____ Material provided
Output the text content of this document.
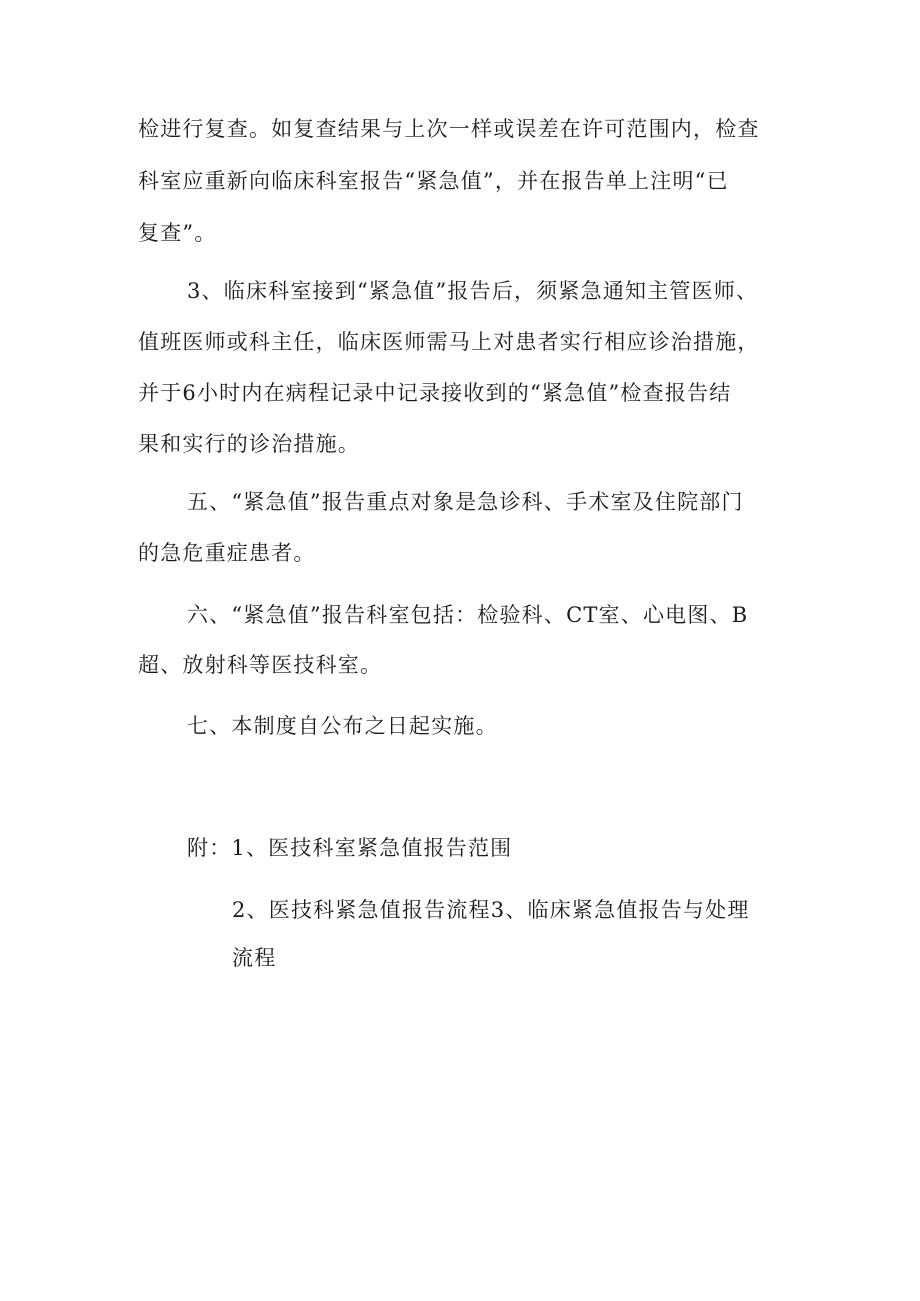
检进行复查。如复查结果与上次一样或误差在许可范围内，检查
科室应重新向临床科室报告“紧急值”，并在报告单上注明“已
复查”。
3、临床科室接到“紧急值”报告后，须紧急通知主管医师、
值班医师或科主任，临床医师需马上对患者实行相应诊治措施，
并于6小时内在病程记录中记录接收到的“紧急值”检查报告结
果和实行的诊治措施。
五、“紧急值”报告重点对象是急诊科、手术室及住院部门
的急危重症患者。
六、“紧急值”报告科室包括：检验科、CT室、心电图、B
超、放射科等医技科室。
七、本制度自公布之日起实施。
附：1、医技科室紧急值报告范围
2、医技科紧急值报告流程3、临床紧急值报告与处理
流程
________
→ Your instructions: Print each line of the material above exactly, with the pictures removed from your copy.

→ Solution to this task:
Output the text content of this document.
检进行复查。如复查结果与上次一样或误差在许可范围内，检查
科室应重新向临床科室报告“紧急值”，并在报告单上注明“已
复查”。
3、临床科室接到“紧急值”报告后，须紧急通知主管医师、
值班医师或科主任，临床医师需马上对患者实行相应诊治措施，
并于6小时内在病程记录中记录接收到的“紧急值”检查报告结
果和实行的诊治措施。
五、“紧急值”报告重点对象是急诊科、手术室及住院部门
的急危重症患者。
六、“紧急值”报告科室包括：检验科、CT室、心电图、B
超、放射科等医技科室。
七、本制度自公布之日起实施。
附：1、医技科室紧急值报告范围
2、医技科紧急值报告流程3、临床紧急值报告与处理
流程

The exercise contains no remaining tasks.